*** Opening of RECORDS SHOWN ***

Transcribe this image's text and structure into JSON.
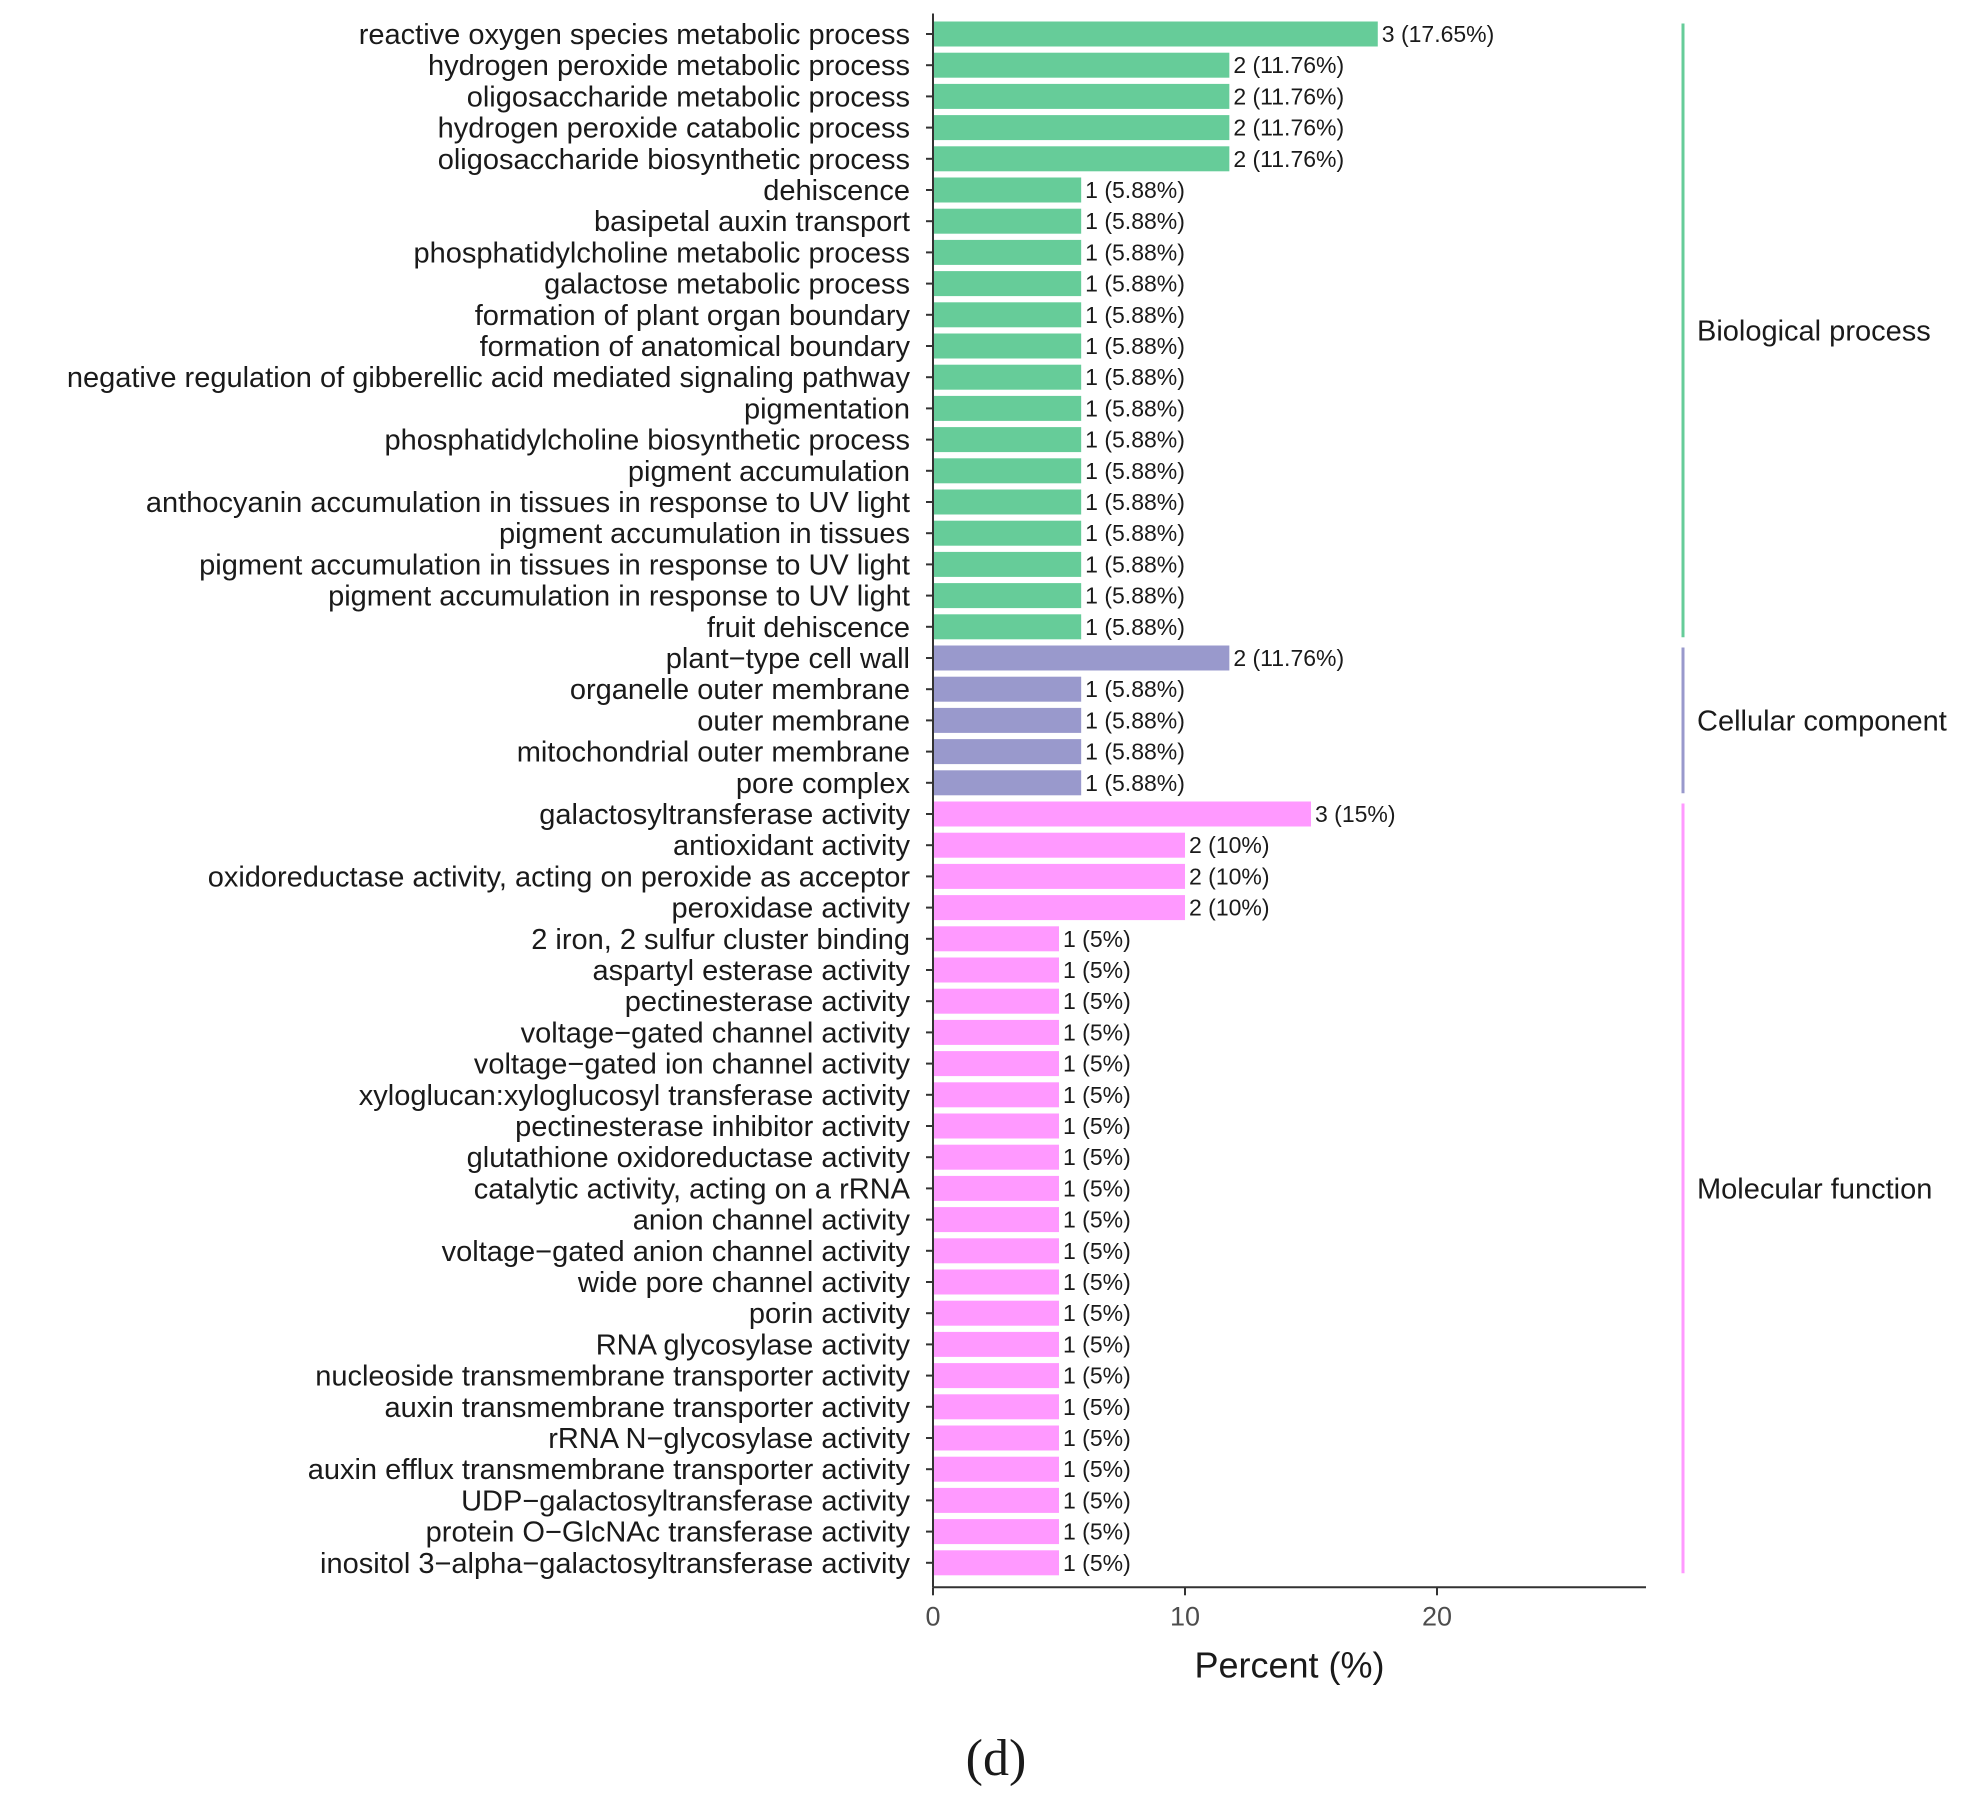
{
  "chart_data": {
    "type": "bar",
    "orientation": "horizontal",
    "xlabel": "Percent (%)",
    "xlim": [
      0,
      28
    ],
    "xticks": [
      0,
      10,
      20
    ],
    "panel_label": "(d)",
    "colors": {
      "Biological process": "#66cc99",
      "Cellular component": "#9999cc",
      "Molecular function": "#ff99ff"
    },
    "groups": [
      {
        "name": "Biological process",
        "items": [
          {
            "term": "reactive oxygen species metabolic process",
            "value": 17.65,
            "label": "3 (17.65%)"
          },
          {
            "term": "hydrogen peroxide metabolic process",
            "value": 11.76,
            "label": "2 (11.76%)"
          },
          {
            "term": "oligosaccharide metabolic process",
            "value": 11.76,
            "label": "2 (11.76%)"
          },
          {
            "term": "hydrogen peroxide catabolic process",
            "value": 11.76,
            "label": "2 (11.76%)"
          },
          {
            "term": "oligosaccharide biosynthetic process",
            "value": 11.76,
            "label": "2 (11.76%)"
          },
          {
            "term": "dehiscence",
            "value": 5.88,
            "label": "1 (5.88%)"
          },
          {
            "term": "basipetal auxin transport",
            "value": 5.88,
            "label": "1 (5.88%)"
          },
          {
            "term": "phosphatidylcholine metabolic process",
            "value": 5.88,
            "label": "1 (5.88%)"
          },
          {
            "term": "galactose metabolic process",
            "value": 5.88,
            "label": "1 (5.88%)"
          },
          {
            "term": "formation of plant organ boundary",
            "value": 5.88,
            "label": "1 (5.88%)"
          },
          {
            "term": "formation of anatomical boundary",
            "value": 5.88,
            "label": "1 (5.88%)"
          },
          {
            "term": "negative regulation of gibberellic acid mediated signaling pathway",
            "value": 5.88,
            "label": "1 (5.88%)"
          },
          {
            "term": "pigmentation",
            "value": 5.88,
            "label": "1 (5.88%)"
          },
          {
            "term": "phosphatidylcholine biosynthetic process",
            "value": 5.88,
            "label": "1 (5.88%)"
          },
          {
            "term": "pigment accumulation",
            "value": 5.88,
            "label": "1 (5.88%)"
          },
          {
            "term": "anthocyanin accumulation in tissues in response to UV light",
            "value": 5.88,
            "label": "1 (5.88%)"
          },
          {
            "term": "pigment accumulation in tissues",
            "value": 5.88,
            "label": "1 (5.88%)"
          },
          {
            "term": "pigment accumulation in tissues in response to UV light",
            "value": 5.88,
            "label": "1 (5.88%)"
          },
          {
            "term": "pigment accumulation in response to UV light",
            "value": 5.88,
            "label": "1 (5.88%)"
          },
          {
            "term": "fruit dehiscence",
            "value": 5.88,
            "label": "1 (5.88%)"
          }
        ]
      },
      {
        "name": "Cellular component",
        "items": [
          {
            "term": "plant−type cell wall",
            "value": 11.76,
            "label": "2 (11.76%)"
          },
          {
            "term": "organelle outer membrane",
            "value": 5.88,
            "label": "1 (5.88%)"
          },
          {
            "term": "outer membrane",
            "value": 5.88,
            "label": "1 (5.88%)"
          },
          {
            "term": "mitochondrial outer membrane",
            "value": 5.88,
            "label": "1 (5.88%)"
          },
          {
            "term": "pore complex",
            "value": 5.88,
            "label": "1 (5.88%)"
          }
        ]
      },
      {
        "name": "Molecular function",
        "items": [
          {
            "term": "galactosyltransferase activity",
            "value": 15,
            "label": "3 (15%)"
          },
          {
            "term": "antioxidant activity",
            "value": 10,
            "label": "2 (10%)"
          },
          {
            "term": "oxidoreductase activity, acting on peroxide as acceptor",
            "value": 10,
            "label": "2 (10%)"
          },
          {
            "term": "peroxidase activity",
            "value": 10,
            "label": "2 (10%)"
          },
          {
            "term": "2 iron, 2 sulfur cluster binding",
            "value": 5,
            "label": "1 (5%)"
          },
          {
            "term": "aspartyl esterase activity",
            "value": 5,
            "label": "1 (5%)"
          },
          {
            "term": "pectinesterase activity",
            "value": 5,
            "label": "1 (5%)"
          },
          {
            "term": "voltage−gated channel activity",
            "value": 5,
            "label": "1 (5%)"
          },
          {
            "term": "voltage−gated ion channel activity",
            "value": 5,
            "label": "1 (5%)"
          },
          {
            "term": "xyloglucan:xyloglucosyl transferase activity",
            "value": 5,
            "label": "1 (5%)"
          },
          {
            "term": "pectinesterase inhibitor activity",
            "value": 5,
            "label": "1 (5%)"
          },
          {
            "term": "glutathione oxidoreductase activity",
            "value": 5,
            "label": "1 (5%)"
          },
          {
            "term": "catalytic activity, acting on a rRNA",
            "value": 5,
            "label": "1 (5%)"
          },
          {
            "term": "anion channel activity",
            "value": 5,
            "label": "1 (5%)"
          },
          {
            "term": "voltage−gated anion channel activity",
            "value": 5,
            "label": "1 (5%)"
          },
          {
            "term": "wide pore channel activity",
            "value": 5,
            "label": "1 (5%)"
          },
          {
            "term": "porin activity",
            "value": 5,
            "label": "1 (5%)"
          },
          {
            "term": "RNA glycosylase activity",
            "value": 5,
            "label": "1 (5%)"
          },
          {
            "term": "nucleoside transmembrane transporter activity",
            "value": 5,
            "label": "1 (5%)"
          },
          {
            "term": "auxin transmembrane transporter activity",
            "value": 5,
            "label": "1 (5%)"
          },
          {
            "term": "rRNA N−glycosylase activity",
            "value": 5,
            "label": "1 (5%)"
          },
          {
            "term": "auxin efflux transmembrane transporter activity",
            "value": 5,
            "label": "1 (5%)"
          },
          {
            "term": "UDP−galactosyltransferase activity",
            "value": 5,
            "label": "1 (5%)"
          },
          {
            "term": "protein O−GlcNAc transferase activity",
            "value": 5,
            "label": "1 (5%)"
          },
          {
            "term": "inositol 3−alpha−galactosyltransferase activity",
            "value": 5,
            "label": "1 (5%)"
          }
        ]
      }
    ]
  }
}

*** Close of RECORDS SHOWN ***

_TASK_.
An exact, word-for-word version of the material is required, free of pictures.

_RESPONSE TO THE TASK_.
Transcribe this image's text and structure into JSON.
{
  "chart_data": {
    "type": "bar",
    "orientation": "horizontal",
    "xlabel": "Percent (%)",
    "xlim": [
      0,
      28
    ],
    "xticks": [
      0,
      10,
      20
    ],
    "panel_label": "(d)",
    "colors": {
      "Biological process": "#66cc99",
      "Cellular component": "#9999cc",
      "Molecular function": "#ff99ff"
    },
    "groups": [
      {
        "name": "Biological process",
        "items": [
          {
            "term": "reactive oxygen species metabolic process",
            "value": 17.65,
            "label": "3 (17.65%)"
          },
          {
            "term": "hydrogen peroxide metabolic process",
            "value": 11.76,
            "label": "2 (11.76%)"
          },
          {
            "term": "oligosaccharide metabolic process",
            "value": 11.76,
            "label": "2 (11.76%)"
          },
          {
            "term": "hydrogen peroxide catabolic process",
            "value": 11.76,
            "label": "2 (11.76%)"
          },
          {
            "term": "oligosaccharide biosynthetic process",
            "value": 11.76,
            "label": "2 (11.76%)"
          },
          {
            "term": "dehiscence",
            "value": 5.88,
            "label": "1 (5.88%)"
          },
          {
            "term": "basipetal auxin transport",
            "value": 5.88,
            "label": "1 (5.88%)"
          },
          {
            "term": "phosphatidylcholine metabolic process",
            "value": 5.88,
            "label": "1 (5.88%)"
          },
          {
            "term": "galactose metabolic process",
            "value": 5.88,
            "label": "1 (5.88%)"
          },
          {
            "term": "formation of plant organ boundary",
            "value": 5.88,
            "label": "1 (5.88%)"
          },
          {
            "term": "formation of anatomical boundary",
            "value": 5.88,
            "label": "1 (5.88%)"
          },
          {
            "term": "negative regulation of gibberellic acid mediated signaling pathway",
            "value": 5.88,
            "label": "1 (5.88%)"
          },
          {
            "term": "pigmentation",
            "value": 5.88,
            "label": "1 (5.88%)"
          },
          {
            "term": "phosphatidylcholine biosynthetic process",
            "value": 5.88,
            "label": "1 (5.88%)"
          },
          {
            "term": "pigment accumulation",
            "value": 5.88,
            "label": "1 (5.88%)"
          },
          {
            "term": "anthocyanin accumulation in tissues in response to UV light",
            "value": 5.88,
            "label": "1 (5.88%)"
          },
          {
            "term": "pigment accumulation in tissues",
            "value": 5.88,
            "label": "1 (5.88%)"
          },
          {
            "term": "pigment accumulation in tissues in response to UV light",
            "value": 5.88,
            "label": "1 (5.88%)"
          },
          {
            "term": "pigment accumulation in response to UV light",
            "value": 5.88,
            "label": "1 (5.88%)"
          },
          {
            "term": "fruit dehiscence",
            "value": 5.88,
            "label": "1 (5.88%)"
          }
        ]
      },
      {
        "name": "Cellular component",
        "items": [
          {
            "term": "plant−type cell wall",
            "value": 11.76,
            "label": "2 (11.76%)"
          },
          {
            "term": "organelle outer membrane",
            "value": 5.88,
            "label": "1 (5.88%)"
          },
          {
            "term": "outer membrane",
            "value": 5.88,
            "label": "1 (5.88%)"
          },
          {
            "term": "mitochondrial outer membrane",
            "value": 5.88,
            "label": "1 (5.88%)"
          },
          {
            "term": "pore complex",
            "value": 5.88,
            "label": "1 (5.88%)"
          }
        ]
      },
      {
        "name": "Molecular function",
        "items": [
          {
            "term": "galactosyltransferase activity",
            "value": 15,
            "label": "3 (15%)"
          },
          {
            "term": "antioxidant activity",
            "value": 10,
            "label": "2 (10%)"
          },
          {
            "term": "oxidoreductase activity, acting on peroxide as acceptor",
            "value": 10,
            "label": "2 (10%)"
          },
          {
            "term": "peroxidase activity",
            "value": 10,
            "label": "2 (10%)"
          },
          {
            "term": "2 iron, 2 sulfur cluster binding",
            "value": 5,
            "label": "1 (5%)"
          },
          {
            "term": "aspartyl esterase activity",
            "value": 5,
            "label": "1 (5%)"
          },
          {
            "term": "pectinesterase activity",
            "value": 5,
            "label": "1 (5%)"
          },
          {
            "term": "voltage−gated channel activity",
            "value": 5,
            "label": "1 (5%)"
          },
          {
            "term": "voltage−gated ion channel activity",
            "value": 5,
            "label": "1 (5%)"
          },
          {
            "term": "xyloglucan:xyloglucosyl transferase activity",
            "value": 5,
            "label": "1 (5%)"
          },
          {
            "term": "pectinesterase inhibitor activity",
            "value": 5,
            "label": "1 (5%)"
          },
          {
            "term": "glutathione oxidoreductase activity",
            "value": 5,
            "label": "1 (5%)"
          },
          {
            "term": "catalytic activity, acting on a rRNA",
            "value": 5,
            "label": "1 (5%)"
          },
          {
            "term": "anion channel activity",
            "value": 5,
            "label": "1 (5%)"
          },
          {
            "term": "voltage−gated anion channel activity",
            "value": 5,
            "label": "1 (5%)"
          },
          {
            "term": "wide pore channel activity",
            "value": 5,
            "label": "1 (5%)"
          },
          {
            "term": "porin activity",
            "value": 5,
            "label": "1 (5%)"
          },
          {
            "term": "RNA glycosylase activity",
            "value": 5,
            "label": "1 (5%)"
          },
          {
            "term": "nucleoside transmembrane transporter activity",
            "value": 5,
            "label": "1 (5%)"
          },
          {
            "term": "auxin transmembrane transporter activity",
            "value": 5,
            "label": "1 (5%)"
          },
          {
            "term": "rRNA N−glycosylase activity",
            "value": 5,
            "label": "1 (5%)"
          },
          {
            "term": "auxin efflux transmembrane transporter activity",
            "value": 5,
            "label": "1 (5%)"
          },
          {
            "term": "UDP−galactosyltransferase activity",
            "value": 5,
            "label": "1 (5%)"
          },
          {
            "term": "protein O−GlcNAc transferase activity",
            "value": 5,
            "label": "1 (5%)"
          },
          {
            "term": "inositol 3−alpha−galactosyltransferase activity",
            "value": 5,
            "label": "1 (5%)"
          }
        ]
      }
    ]
  }
}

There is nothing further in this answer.